## Extracted entries

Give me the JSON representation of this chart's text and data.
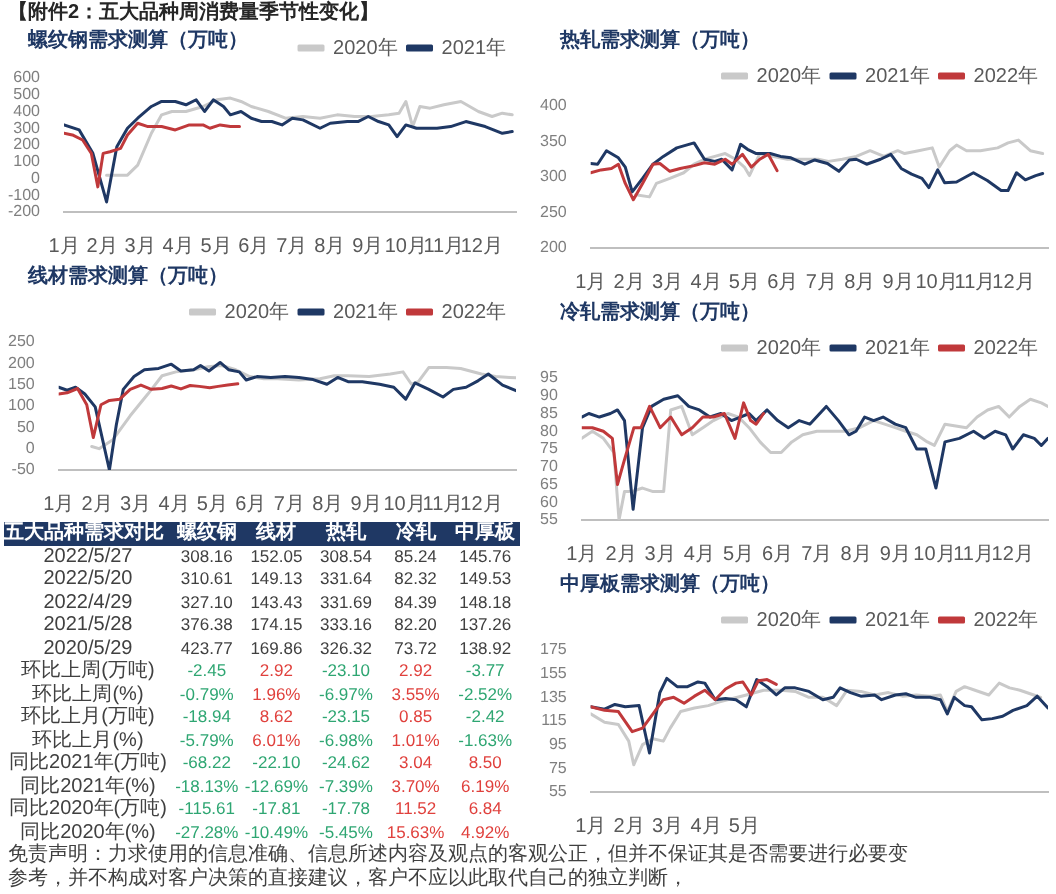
{
  "chart_data": [
    {
      "type": "other",
      "title": "【附件2：五大品种周消费量季节性变化】"
    },
    {
      "type": "line",
      "title": "螺纹钢需求测算（万吨）",
      "legend": "top right",
      "grid": false,
      "xlim": [
        1,
        12.9
      ],
      "xticks": [
        {
          "value": 1,
          "label": "1月"
        },
        {
          "value": 2,
          "label": "2月"
        },
        {
          "value": 3,
          "label": "3月"
        },
        {
          "value": 4,
          "label": "4月"
        },
        {
          "value": 5,
          "label": "5月"
        },
        {
          "value": 6,
          "label": "6月"
        },
        {
          "value": 7,
          "label": "7月"
        },
        {
          "value": 8,
          "label": "8月"
        },
        {
          "value": 9,
          "label": "9月"
        },
        {
          "value": 10,
          "label": "10月"
        },
        {
          "value": 11,
          "label": "11月"
        },
        {
          "value": 12,
          "label": "12月"
        }
      ],
      "ylim": [
        -200,
        600
      ],
      "yticks": [
        -200,
        -100,
        0,
        100,
        200,
        300,
        400,
        500,
        600
      ],
      "series": [
        {
          "name": "2020年",
          "color": "#c9c9c9",
          "x": [
            2.12,
            2.39,
            2.67,
            2.94,
            3.3,
            3.57,
            3.84,
            4.21,
            4.66,
            5.02,
            5.38,
            5.66,
            5.93,
            6.38,
            6.83,
            7.29,
            7.74,
            8.19,
            8.65,
            9.1,
            9.55,
            9.82,
            10.0,
            10.18,
            10.37,
            10.64,
            11.0,
            11.45,
            11.91,
            12.27,
            12.54,
            12.8
          ],
          "values": [
            20,
            20,
            20,
            80,
            270,
            380,
            400,
            400,
            430,
            470,
            480,
            460,
            430,
            400,
            360,
            370,
            360,
            380,
            370,
            370,
            380,
            390,
            460,
            310,
            430,
            420,
            440,
            460,
            400,
            370,
            390,
            380
          ]
        },
        {
          "name": "2021年",
          "color": "#1f3864",
          "x": [
            1.0,
            1.4,
            1.76,
            2.12,
            2.39,
            2.67,
            2.94,
            3.3,
            3.57,
            3.93,
            4.21,
            4.48,
            4.7,
            4.93,
            5.2,
            5.38,
            5.66,
            5.93,
            6.2,
            6.47,
            6.74,
            7.01,
            7.29,
            7.74,
            8.01,
            8.46,
            8.74,
            9.01,
            9.28,
            9.55,
            9.77,
            10.0,
            10.28,
            10.55,
            10.82,
            11.18,
            11.58,
            12.09,
            12.54,
            12.8
          ],
          "values": [
            320,
            290,
            150,
            -140,
            190,
            300,
            360,
            430,
            460,
            460,
            440,
            470,
            400,
            470,
            430,
            380,
            400,
            360,
            340,
            340,
            320,
            360,
            350,
            300,
            330,
            340,
            340,
            370,
            340,
            320,
            250,
            320,
            300,
            300,
            300,
            310,
            340,
            310,
            270,
            280
          ]
        },
        {
          "color": "#c0393b",
          "x": [
            1.0,
            1.22,
            1.49,
            1.72,
            1.89,
            2.03,
            2.21,
            2.49,
            2.67,
            2.94,
            3.21,
            3.57,
            3.93,
            4.3,
            4.66,
            4.84,
            5.11,
            5.38,
            5.62
          ],
          "values": [
            270,
            260,
            230,
            150,
            -50,
            150,
            160,
            180,
            260,
            330,
            310,
            310,
            290,
            320,
            320,
            300,
            320,
            310,
            310
          ]
        }
      ]
    },
    {
      "type": "line",
      "title": "热轧需求测算（万吨）",
      "legend": "top right",
      "grid": false,
      "xlim": [
        1,
        12.9
      ],
      "xticks": [
        {
          "value": 1,
          "label": "1月"
        },
        {
          "value": 2,
          "label": "2月"
        },
        {
          "value": 3,
          "label": "3月"
        },
        {
          "value": 4,
          "label": "4月"
        },
        {
          "value": 5,
          "label": "5月"
        },
        {
          "value": 6,
          "label": "6月"
        },
        {
          "value": 7,
          "label": "7月"
        },
        {
          "value": 8,
          "label": "8月"
        },
        {
          "value": 9,
          "label": "9月"
        },
        {
          "value": 10,
          "label": "10月"
        },
        {
          "value": 11,
          "label": "11月"
        },
        {
          "value": 12,
          "label": "12月"
        }
      ],
      "ylim": [
        200,
        400
      ],
      "yticks": [
        200,
        250,
        300,
        350,
        400
      ],
      "series": [
        {
          "name": "2020年",
          "color": "#c9c9c9",
          "x": [
            2.17,
            2.53,
            2.71,
            3.06,
            3.42,
            3.69,
            3.96,
            4.23,
            4.5,
            4.77,
            5.0,
            5.13,
            5.4,
            5.76,
            6.12,
            6.57,
            6.92,
            7.19,
            7.55,
            7.91,
            8.27,
            8.63,
            8.99,
            9.17,
            9.53,
            9.89,
            10.07,
            10.34,
            10.52,
            10.78,
            11.14,
            11.59,
            11.86,
            12.13,
            12.44,
            12.76
          ],
          "values": [
            275,
            272,
            291,
            298,
            306,
            318,
            325,
            329,
            333,
            325,
            314,
            302,
            333,
            329,
            325,
            325,
            325,
            322,
            325,
            329,
            337,
            329,
            337,
            333,
            337,
            341,
            314,
            337,
            345,
            337,
            337,
            341,
            348,
            352,
            337,
            333
          ]
        },
        {
          "name": "2021年",
          "color": "#1f3864",
          "x": [
            1.0,
            1.18,
            1.41,
            1.72,
            1.9,
            2.08,
            2.35,
            2.62,
            2.89,
            3.24,
            3.69,
            3.96,
            4.23,
            4.41,
            4.68,
            4.9,
            5.08,
            5.31,
            5.67,
            5.94,
            6.21,
            6.57,
            6.83,
            7.16,
            7.46,
            7.73,
            7.91,
            8.18,
            8.54,
            8.81,
            9.08,
            9.35,
            9.62,
            9.8,
            10.03,
            10.21,
            10.52,
            10.96,
            11.32,
            11.68,
            11.86,
            12.08,
            12.31,
            12.58,
            12.76
          ],
          "values": [
            319,
            318,
            337,
            327,
            314,
            279,
            298,
            318,
            329,
            341,
            348,
            325,
            322,
            325,
            310,
            346,
            339,
            333,
            333,
            329,
            327,
            318,
            324,
            319,
            308,
            324,
            325,
            318,
            325,
            332,
            312,
            304,
            298,
            285,
            310,
            292,
            293,
            306,
            295,
            281,
            281,
            306,
            296,
            302,
            305
          ]
        },
        {
          "name": "2022年",
          "color": "#c0393b",
          "x": [
            1.0,
            1.27,
            1.54,
            1.72,
            1.9,
            2.11,
            2.35,
            2.62,
            2.8,
            3.06,
            3.33,
            3.69,
            3.96,
            4.23,
            4.5,
            4.68,
            4.95,
            5.18,
            5.4,
            5.62,
            5.85
          ],
          "values": [
            306,
            310,
            312,
            318,
            291,
            268,
            291,
            318,
            319,
            308,
            312,
            316,
            320,
            318,
            325,
            318,
            332,
            314,
            325,
            332,
            309
          ]
        }
      ]
    },
    {
      "type": "line",
      "title": "线材需求测算（万吨）",
      "legend": "top right",
      "grid": false,
      "xlim": [
        1,
        12.9
      ],
      "xticks": [
        {
          "value": 1,
          "label": "1月"
        },
        {
          "value": 2,
          "label": "2月"
        },
        {
          "value": 3,
          "label": "3月"
        },
        {
          "value": 4,
          "label": "4月"
        },
        {
          "value": 5,
          "label": "5月"
        },
        {
          "value": 6,
          "label": "6月"
        },
        {
          "value": 7,
          "label": "7月"
        },
        {
          "value": 8,
          "label": "8月"
        },
        {
          "value": 9,
          "label": "9月"
        },
        {
          "value": 10,
          "label": "10月"
        },
        {
          "value": 11,
          "label": "11月"
        },
        {
          "value": 12,
          "label": "12月"
        }
      ],
      "ylim": [
        -50,
        250
      ],
      "yticks": [
        -50,
        0,
        50,
        100,
        150,
        200,
        250
      ],
      "series": [
        {
          "name": "2020年",
          "color": "#c9c9c9",
          "x": [
            1.86,
            2.05,
            2.41,
            2.86,
            3.32,
            3.69,
            4.05,
            4.51,
            4.88,
            5.24,
            5.61,
            5.97,
            6.34,
            6.7,
            7.25,
            7.8,
            8.17,
            8.53,
            9.08,
            9.63,
            9.96,
            10.18,
            10.36,
            10.63,
            11.09,
            11.46,
            12.0,
            12.37,
            12.74,
            12.9
          ],
          "values": [
            5,
            0,
            21,
            77,
            128,
            171,
            180,
            185,
            192,
            195,
            185,
            169,
            164,
            164,
            161,
            164,
            171,
            171,
            169,
            175,
            180,
            151,
            157,
            190,
            190,
            188,
            175,
            169,
            167,
            166
          ]
        },
        {
          "name": "2021年",
          "color": "#1f3864",
          "x": [
            1.0,
            1.22,
            1.44,
            1.68,
            1.95,
            2.32,
            2.5,
            2.68,
            2.96,
            3.23,
            3.6,
            3.93,
            4.18,
            4.51,
            4.69,
            4.91,
            5.2,
            5.42,
            5.7,
            5.88,
            6.16,
            6.52,
            6.89,
            7.25,
            7.62,
            7.98,
            8.26,
            8.53,
            8.9,
            9.35,
            9.72,
            10.03,
            10.27,
            10.63,
            11.0,
            11.27,
            11.6,
            11.91,
            12.18,
            12.55,
            12.9
          ],
          "values": [
            144,
            137,
            144,
            128,
            98,
            -50,
            56,
            139,
            169,
            185,
            188,
            198,
            182,
            185,
            195,
            182,
            202,
            185,
            180,
            161,
            169,
            167,
            169,
            167,
            162,
            151,
            167,
            157,
            157,
            151,
            144,
            116,
            154,
            139,
            121,
            139,
            144,
            159,
            175,
            149,
            136
          ]
        },
        {
          "name": "2022年",
          "color": "#c0393b",
          "x": [
            1.0,
            1.22,
            1.49,
            1.73,
            1.9,
            2.1,
            2.32,
            2.59,
            2.86,
            3.14,
            3.41,
            3.69,
            3.93,
            4.18,
            4.42,
            4.66,
            4.93,
            5.15,
            5.4,
            5.66
          ],
          "values": [
            128,
            131,
            141,
            103,
            26,
            103,
            113,
            116,
            139,
            149,
            139,
            141,
            147,
            140,
            148,
            146,
            143,
            146,
            149,
            152
          ]
        }
      ]
    },
    {
      "type": "line",
      "title": "冷轧需求测算（万吨）",
      "legend": "top right",
      "grid": false,
      "xlim": [
        1,
        12.9
      ],
      "xticks": [
        {
          "value": 1,
          "label": "1月"
        },
        {
          "value": 2,
          "label": "2月"
        },
        {
          "value": 3,
          "label": "3月"
        },
        {
          "value": 4,
          "label": "4月"
        },
        {
          "value": 5,
          "label": "5月"
        },
        {
          "value": 6,
          "label": "6月"
        },
        {
          "value": 7,
          "label": "7月"
        },
        {
          "value": 8,
          "label": "8月"
        },
        {
          "value": 9,
          "label": "9月"
        },
        {
          "value": 10,
          "label": "10月"
        },
        {
          "value": 11,
          "label": "11月"
        },
        {
          "value": 12,
          "label": "12月"
        }
      ],
      "ylim": [
        55,
        95
      ],
      "yticks": [
        55,
        60,
        65,
        70,
        75,
        80,
        85,
        90,
        95
      ],
      "series": [
        {
          "name": "2020年",
          "color": "#c9c9c9",
          "x": [
            1.0,
            1.27,
            1.55,
            1.82,
            1.95,
            2.09,
            2.27,
            2.55,
            2.82,
            3.09,
            3.27,
            3.55,
            3.82,
            4.09,
            4.36,
            4.73,
            5.0,
            5.27,
            5.55,
            5.82,
            6.09,
            6.36,
            6.64,
            7.0,
            7.36,
            7.73,
            8.09,
            8.45,
            8.73,
            9.0,
            9.27,
            9.55,
            9.82,
            10.0,
            10.27,
            10.82,
            11.09,
            11.36,
            11.64,
            11.91,
            12.18,
            12.45,
            12.73,
            12.9
          ],
          "values": [
            78,
            80,
            78,
            74,
            55,
            63,
            63,
            64,
            63,
            63,
            86,
            87,
            79,
            81,
            83,
            85,
            84,
            81,
            77,
            74,
            74,
            77,
            79,
            80,
            80,
            80,
            81,
            83,
            82,
            81,
            80,
            79,
            77,
            76,
            82,
            81,
            84,
            86,
            87,
            84,
            87,
            89,
            88,
            87
          ]
        },
        {
          "name": "2021年",
          "color": "#1f3864",
          "x": [
            1.0,
            1.18,
            1.45,
            1.73,
            1.91,
            2.09,
            2.31,
            2.55,
            2.78,
            3.09,
            3.45,
            3.73,
            4.0,
            4.27,
            4.55,
            4.82,
            5.05,
            5.27,
            5.45,
            5.73,
            6.0,
            6.27,
            6.55,
            6.82,
            7.24,
            7.55,
            7.82,
            8.0,
            8.22,
            8.45,
            8.69,
            9.0,
            9.27,
            9.55,
            9.78,
            10.04,
            10.27,
            10.64,
            11.0,
            11.27,
            11.55,
            11.82,
            12.0,
            12.27,
            12.55,
            12.73,
            12.9
          ],
          "values": [
            84,
            85,
            84,
            85,
            86,
            83,
            58,
            81,
            87,
            89,
            90,
            87,
            86,
            84,
            85,
            83,
            84,
            85,
            83,
            86,
            83,
            81,
            83,
            82,
            87,
            83,
            79,
            80,
            84,
            83,
            84,
            82,
            81,
            75,
            75,
            64,
            77,
            78,
            80,
            78,
            80,
            79,
            75,
            79,
            78,
            76,
            78
          ]
        },
        {
          "name": "2022年",
          "color": "#c0393b",
          "x": [
            1.0,
            1.27,
            1.55,
            1.78,
            1.91,
            2.09,
            2.33,
            2.51,
            2.73,
            3.0,
            3.27,
            3.55,
            3.82,
            4.09,
            4.36,
            4.64,
            4.91,
            5.13,
            5.31,
            5.45,
            5.64
          ],
          "values": [
            81,
            81,
            80,
            78,
            65,
            72,
            81,
            81,
            87,
            81,
            84,
            79,
            81,
            84,
            84,
            85,
            78,
            88,
            83,
            82,
            85
          ]
        }
      ]
    },
    {
      "type": "other",
      "title": "五大品种需求对比",
      "categories": [
        "螺纹钢",
        "线材",
        "热轧",
        "冷轧",
        "中厚板"
      ],
      "y_categories": [
        "2022/5/27",
        "2022/5/20",
        "2022/4/29",
        "2021/5/28",
        "2020/5/29",
        "环比上周(万吨)",
        "环比上周(%)",
        "环比上月(万吨)",
        "环比上月(%)",
        "同比2021年(万吨)",
        "同比2021年(%)",
        "同比2020年(万吨)",
        "同比2020年(%)"
      ],
      "cell_labels": [
        [
          "308.16",
          "152.05",
          "308.54",
          "85.24",
          "145.76"
        ],
        [
          "310.61",
          "149.13",
          "331.64",
          "82.32",
          "149.53"
        ],
        [
          "327.10",
          "143.43",
          "331.69",
          "84.39",
          "148.18"
        ],
        [
          "376.38",
          "174.15",
          "333.16",
          "82.20",
          "137.26"
        ],
        [
          "423.77",
          "169.86",
          "326.32",
          "73.72",
          "138.92"
        ],
        [
          "-2.45",
          "2.92",
          "-23.10",
          "2.92",
          "-3.77"
        ],
        [
          "-0.79%",
          "1.96%",
          "-6.97%",
          "3.55%",
          "-2.52%"
        ],
        [
          "-18.94",
          "8.62",
          "-23.15",
          "0.85",
          "-2.42"
        ],
        [
          "-5.79%",
          "6.01%",
          "-6.98%",
          "1.01%",
          "-1.63%"
        ],
        [
          "-68.22",
          "-22.10",
          "-24.62",
          "3.04",
          "8.50"
        ],
        [
          "-18.13%",
          "-12.69%",
          "-7.39%",
          "3.70%",
          "6.19%"
        ],
        [
          "-115.61",
          "-17.81",
          "-17.78",
          "11.52",
          "6.84"
        ],
        [
          "-27.28%",
          "-10.49%",
          "-5.45%",
          "15.63%",
          "4.92%"
        ]
      ],
      "colors": [
        [
          "#404040",
          "#404040",
          "#404040",
          "#404040",
          "#404040"
        ],
        [
          "#404040",
          "#404040",
          "#404040",
          "#404040",
          "#404040"
        ],
        [
          "#404040",
          "#404040",
          "#404040",
          "#404040",
          "#404040"
        ],
        [
          "#404040",
          "#404040",
          "#404040",
          "#404040",
          "#404040"
        ],
        [
          "#404040",
          "#404040",
          "#404040",
          "#404040",
          "#404040"
        ],
        [
          "#2ea672",
          "#e0403c",
          "#2ea672",
          "#e0403c",
          "#2ea672"
        ],
        [
          "#2ea672",
          "#e0403c",
          "#2ea672",
          "#e0403c",
          "#2ea672"
        ],
        [
          "#2ea672",
          "#e0403c",
          "#2ea672",
          "#e0403c",
          "#2ea672"
        ],
        [
          "#2ea672",
          "#e0403c",
          "#2ea672",
          "#e0403c",
          "#2ea672"
        ],
        [
          "#2ea672",
          "#2ea672",
          "#2ea672",
          "#e0403c",
          "#e0403c"
        ],
        [
          "#2ea672",
          "#2ea672",
          "#2ea672",
          "#e0403c",
          "#e0403c"
        ],
        [
          "#2ea672",
          "#2ea672",
          "#2ea672",
          "#e0403c",
          "#e0403c"
        ],
        [
          "#2ea672",
          "#2ea672",
          "#2ea672",
          "#e0403c",
          "#e0403c"
        ]
      ]
    },
    {
      "type": "line",
      "title": "中厚板需求测算（万吨）",
      "legend": "top right",
      "grid": false,
      "xlim": [
        1,
        12.9
      ],
      "xticks": [
        {
          "value": 1,
          "label": "1月"
        },
        {
          "value": 2,
          "label": "2月"
        },
        {
          "value": 3,
          "label": "3月"
        },
        {
          "value": 4,
          "label": "4月"
        },
        {
          "value": 5,
          "label": "5月"
        }
      ],
      "ylim": [
        55,
        175
      ],
      "yticks": [
        55,
        75,
        95,
        115,
        135,
        155,
        175
      ],
      "series": [
        {
          "name": "2020年",
          "color": "#c9c9c9",
          "x": [
            1.0,
            1.36,
            1.72,
            1.99,
            2.12,
            2.35,
            2.62,
            2.89,
            3.07,
            3.34,
            3.7,
            4.06,
            4.33,
            4.69,
            5.05,
            5.5,
            5.95,
            6.32,
            6.68,
            7.04,
            7.4,
            7.67,
            8.03,
            8.39,
            8.75,
            9.11,
            9.47,
            9.83,
            10.1,
            10.28,
            10.51,
            10.73,
            11.0,
            11.36,
            11.63,
            11.9,
            12.17,
            12.53,
            12.71
          ],
          "values": [
            121,
            114,
            112,
            98,
            78,
            95,
            100,
            98,
            109,
            123,
            126,
            128,
            131,
            134,
            137,
            141,
            141,
            140,
            135,
            135,
            128,
            141,
            140,
            137,
            139,
            136,
            137,
            136,
            137,
            123,
            140,
            144,
            141,
            137,
            147,
            143,
            141,
            137,
            135
          ]
        },
        {
          "name": "2021年",
          "color": "#1f3864",
          "x": [
            1.0,
            1.36,
            1.63,
            1.9,
            2.26,
            2.53,
            2.8,
            2.98,
            3.25,
            3.52,
            3.79,
            3.97,
            4.24,
            4.51,
            4.78,
            5.05,
            5.32,
            5.59,
            5.83,
            6.05,
            6.32,
            6.68,
            7.04,
            7.31,
            7.49,
            7.76,
            8.03,
            8.39,
            8.57,
            8.93,
            9.2,
            9.47,
            9.83,
            10.1,
            10.28,
            10.46,
            10.73,
            10.91,
            11.18,
            11.45,
            11.72,
            11.99,
            12.35,
            12.62,
            12.9
          ],
          "values": [
            127,
            125,
            129,
            127,
            128,
            88,
            139,
            151,
            144,
            144,
            148,
            147,
            133,
            134,
            133,
            127,
            150,
            144,
            137,
            143,
            143,
            140,
            133,
            135,
            143,
            139,
            136,
            137,
            133,
            137,
            138,
            135,
            135,
            133,
            121,
            135,
            128,
            127,
            116,
            117,
            119,
            124,
            128,
            136,
            126
          ]
        },
        {
          "name": "2022年",
          "color": "#c0393b",
          "x": [
            1.0,
            1.36,
            1.72,
            2.08,
            2.35,
            2.62,
            2.89,
            3.16,
            3.43,
            3.7,
            3.97,
            4.24,
            4.51,
            4.78,
            4.96,
            5.18,
            5.36,
            5.59,
            5.83
          ],
          "values": [
            127,
            124,
            123,
            106,
            109,
            121,
            133,
            135,
            130,
            136,
            141,
            133,
            142,
            147,
            148,
            137,
            149,
            150,
            146
          ]
        }
      ]
    },
    {
      "type": "other",
      "annotations": [
        "免责声明：力求使用的信息准确、信息所述内容及观点的客观公正，但并不保证其是否需要进行必要变",
        "参考，并不构成对客户决策的直接建议，客户不应以此取代自己的独立判断，"
      ]
    }
  ]
}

## Instructions for the task
Report only the number of lines in the records that include the word "title".

## Problem solution
7